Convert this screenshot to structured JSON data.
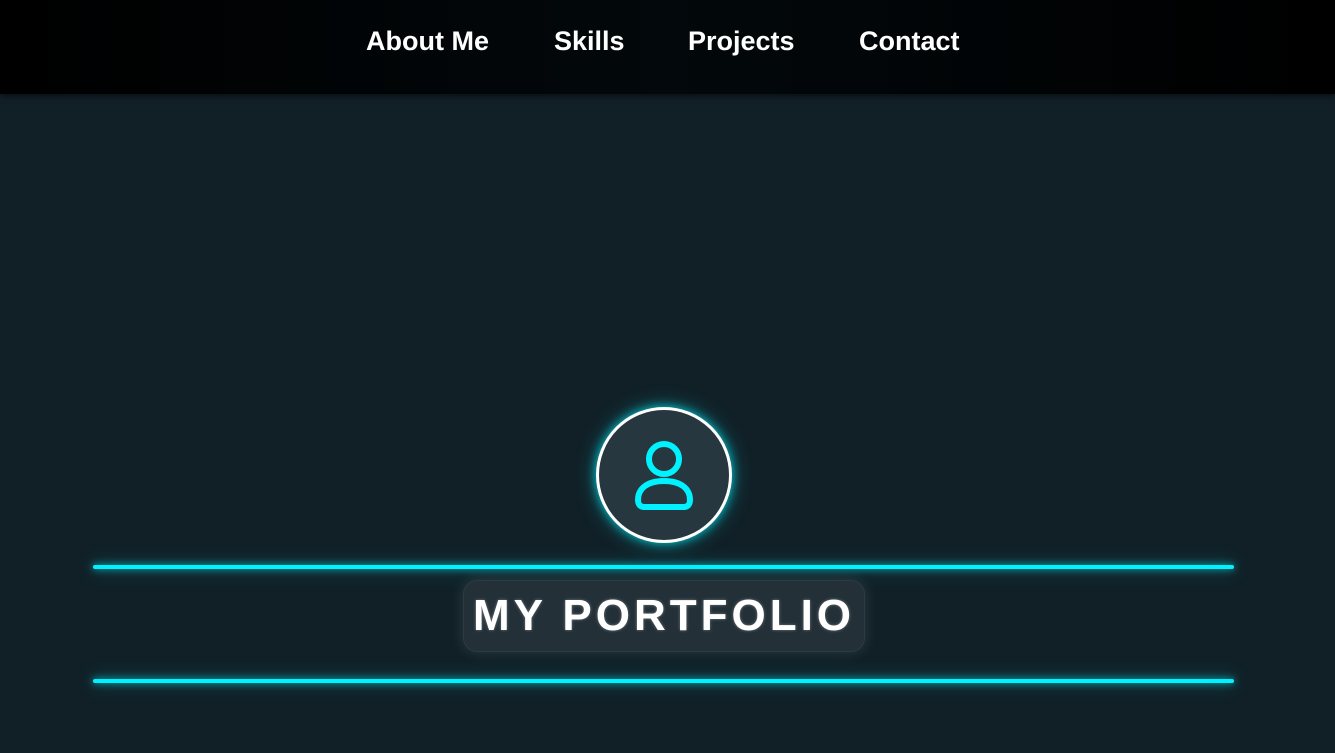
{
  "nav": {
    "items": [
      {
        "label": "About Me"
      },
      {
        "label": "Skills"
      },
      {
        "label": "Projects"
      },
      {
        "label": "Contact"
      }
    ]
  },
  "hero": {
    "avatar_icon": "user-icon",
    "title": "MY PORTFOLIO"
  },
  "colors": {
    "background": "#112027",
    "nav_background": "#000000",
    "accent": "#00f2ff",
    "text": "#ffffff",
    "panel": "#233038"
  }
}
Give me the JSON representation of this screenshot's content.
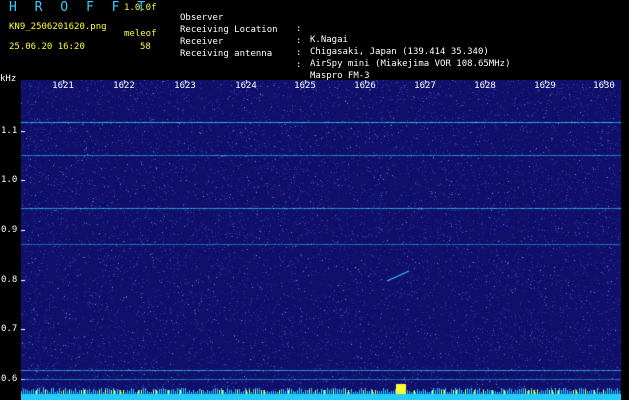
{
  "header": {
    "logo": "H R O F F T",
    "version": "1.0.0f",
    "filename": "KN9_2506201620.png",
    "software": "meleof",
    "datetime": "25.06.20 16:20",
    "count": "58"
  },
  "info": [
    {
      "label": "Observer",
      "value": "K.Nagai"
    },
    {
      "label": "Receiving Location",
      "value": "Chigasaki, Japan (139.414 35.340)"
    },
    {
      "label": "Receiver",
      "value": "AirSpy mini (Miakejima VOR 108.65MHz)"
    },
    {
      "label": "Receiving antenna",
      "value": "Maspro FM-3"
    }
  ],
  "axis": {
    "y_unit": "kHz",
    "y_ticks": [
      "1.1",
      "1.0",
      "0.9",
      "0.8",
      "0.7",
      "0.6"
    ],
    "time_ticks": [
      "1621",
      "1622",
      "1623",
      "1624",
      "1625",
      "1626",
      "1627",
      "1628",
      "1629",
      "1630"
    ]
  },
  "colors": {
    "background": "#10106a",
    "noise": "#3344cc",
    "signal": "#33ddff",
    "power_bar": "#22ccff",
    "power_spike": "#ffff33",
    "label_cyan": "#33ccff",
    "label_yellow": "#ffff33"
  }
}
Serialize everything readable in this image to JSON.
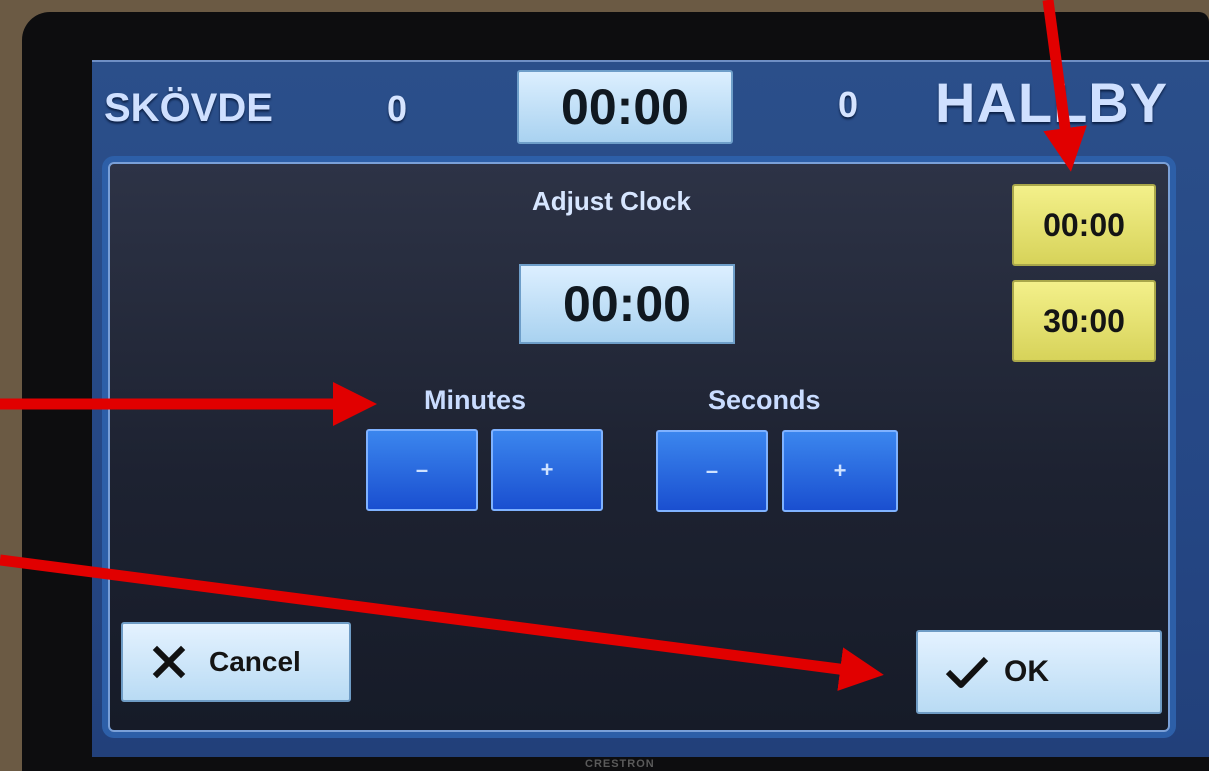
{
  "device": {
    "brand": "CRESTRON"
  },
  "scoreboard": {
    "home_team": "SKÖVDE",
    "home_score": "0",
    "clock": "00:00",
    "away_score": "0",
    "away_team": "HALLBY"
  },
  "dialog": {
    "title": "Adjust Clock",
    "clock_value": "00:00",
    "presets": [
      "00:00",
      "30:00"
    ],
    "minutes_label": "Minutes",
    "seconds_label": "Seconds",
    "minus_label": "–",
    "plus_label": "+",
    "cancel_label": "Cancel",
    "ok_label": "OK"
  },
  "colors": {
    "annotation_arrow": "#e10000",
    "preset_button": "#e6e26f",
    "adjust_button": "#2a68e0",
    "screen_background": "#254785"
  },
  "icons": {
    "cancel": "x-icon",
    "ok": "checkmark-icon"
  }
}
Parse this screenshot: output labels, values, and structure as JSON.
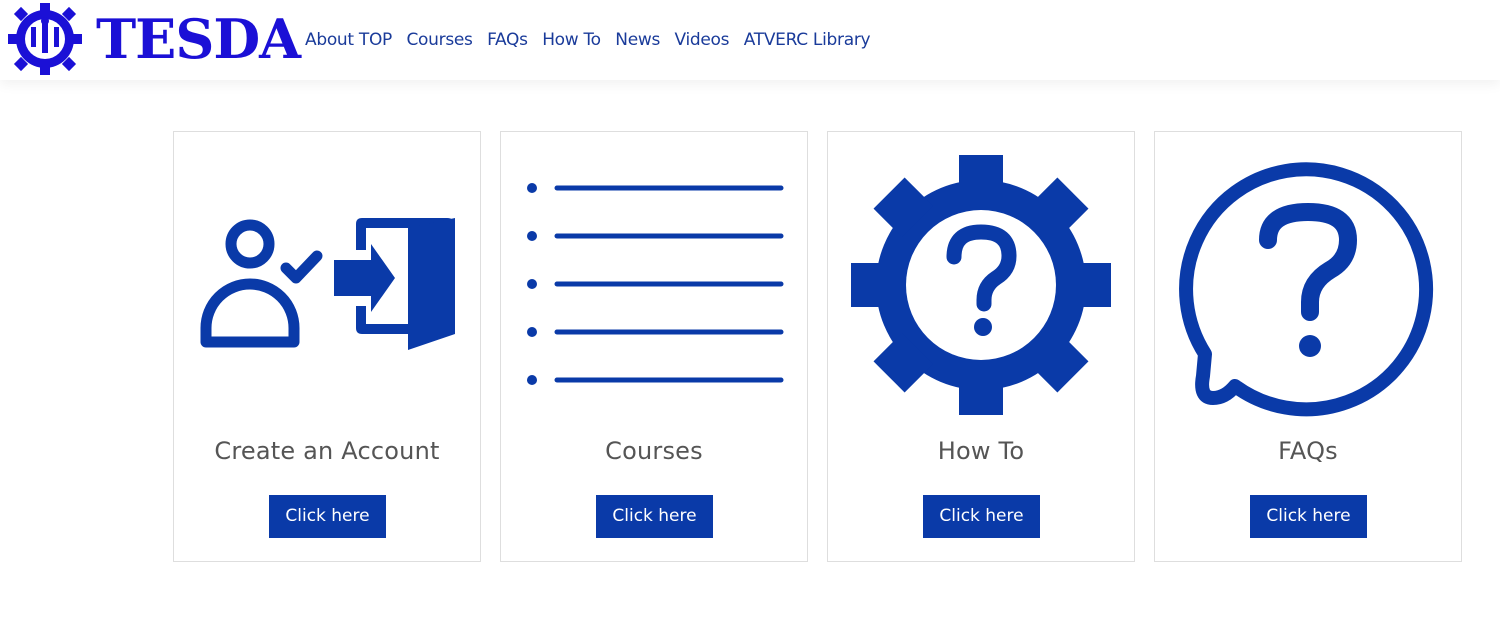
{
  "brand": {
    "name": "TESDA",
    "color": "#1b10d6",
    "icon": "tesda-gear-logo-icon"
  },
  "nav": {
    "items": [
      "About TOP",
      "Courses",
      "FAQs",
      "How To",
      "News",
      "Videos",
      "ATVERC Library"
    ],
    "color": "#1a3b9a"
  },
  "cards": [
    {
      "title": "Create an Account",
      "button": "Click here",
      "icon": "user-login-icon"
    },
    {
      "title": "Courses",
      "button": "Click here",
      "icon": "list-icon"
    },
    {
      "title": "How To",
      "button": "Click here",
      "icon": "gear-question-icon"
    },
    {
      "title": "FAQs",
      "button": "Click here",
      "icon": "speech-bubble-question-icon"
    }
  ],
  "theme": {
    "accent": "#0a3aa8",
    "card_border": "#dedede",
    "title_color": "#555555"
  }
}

◆ ◆ ◆

- Exercise objective -
Make an exact copy of the data above, pictures excluded.

- Exercise result -
Convert this screenshot to structured JSON data.
{
  "nav": {
    "items": [
      {
        "label": "About Me"
      },
      {
        "label": "Skills"
      },
      {
        "label": "Projects"
      },
      {
        "label": "Contact"
      }
    ]
  },
  "hero": {
    "avatar_icon": "user-icon",
    "title": "MY PORTFOLIO"
  },
  "colors": {
    "background": "#112027",
    "nav_background": "#000000",
    "accent": "#00f2ff",
    "text": "#ffffff",
    "panel": "#233038"
  }
}
Give me the JSON representation of this screenshot's content.
{
  "header": {
    "logo": "H R O F F T",
    "version": "1.0.0f",
    "filename": "KN9_2506201620.png",
    "software": "meleof",
    "datetime": "25.06.20 16:20",
    "count": "58"
  },
  "info": [
    {
      "label": "Observer",
      "value": "K.Nagai"
    },
    {
      "label": "Receiving Location",
      "value": "Chigasaki, Japan (139.414 35.340)"
    },
    {
      "label": "Receiver",
      "value": "AirSpy mini (Miakejima VOR 108.65MHz)"
    },
    {
      "label": "Receiving antenna",
      "value": "Maspro FM-3"
    }
  ],
  "axis": {
    "y_unit": "kHz",
    "y_ticks": [
      "1.1",
      "1.0",
      "0.9",
      "0.8",
      "0.7",
      "0.6"
    ],
    "time_ticks": [
      "1621",
      "1622",
      "1623",
      "1624",
      "1625",
      "1626",
      "1627",
      "1628",
      "1629",
      "1630"
    ]
  },
  "colors": {
    "background": "#10106a",
    "noise": "#3344cc",
    "signal": "#33ddff",
    "power_bar": "#22ccff",
    "power_spike": "#ffff33",
    "label_cyan": "#33ccff",
    "label_yellow": "#ffff33"
  }
}
Serialize everything readable in this image to JSON.
{
  "device": {
    "brand": "CRESTRON"
  },
  "scoreboard": {
    "home_team": "SKÖVDE",
    "home_score": "0",
    "clock": "00:00",
    "away_score": "0",
    "away_team": "HALLBY"
  },
  "dialog": {
    "title": "Adjust Clock",
    "clock_value": "00:00",
    "presets": [
      "00:00",
      "30:00"
    ],
    "minutes_label": "Minutes",
    "seconds_label": "Seconds",
    "minus_label": "–",
    "plus_label": "+",
    "cancel_label": "Cancel",
    "ok_label": "OK"
  },
  "colors": {
    "annotation_arrow": "#e10000",
    "preset_button": "#e6e26f",
    "adjust_button": "#2a68e0",
    "screen_background": "#254785"
  },
  "icons": {
    "cancel": "x-icon",
    "ok": "checkmark-icon"
  }
}
Parse this screenshot: output labels, values, and structure as JSON.
{
  "brand": {
    "name": "TESDA",
    "color": "#1b10d6",
    "icon": "tesda-gear-logo-icon"
  },
  "nav": {
    "items": [
      "About TOP",
      "Courses",
      "FAQs",
      "How To",
      "News",
      "Videos",
      "ATVERC Library"
    ],
    "color": "#1a3b9a"
  },
  "cards": [
    {
      "title": "Create an Account",
      "button": "Click here",
      "icon": "user-login-icon"
    },
    {
      "title": "Courses",
      "button": "Click here",
      "icon": "list-icon"
    },
    {
      "title": "How To",
      "button": "Click here",
      "icon": "gear-question-icon"
    },
    {
      "title": "FAQs",
      "button": "Click here",
      "icon": "speech-bubble-question-icon"
    }
  ],
  "theme": {
    "accent": "#0a3aa8",
    "card_border": "#dedede",
    "title_color": "#555555"
  }
}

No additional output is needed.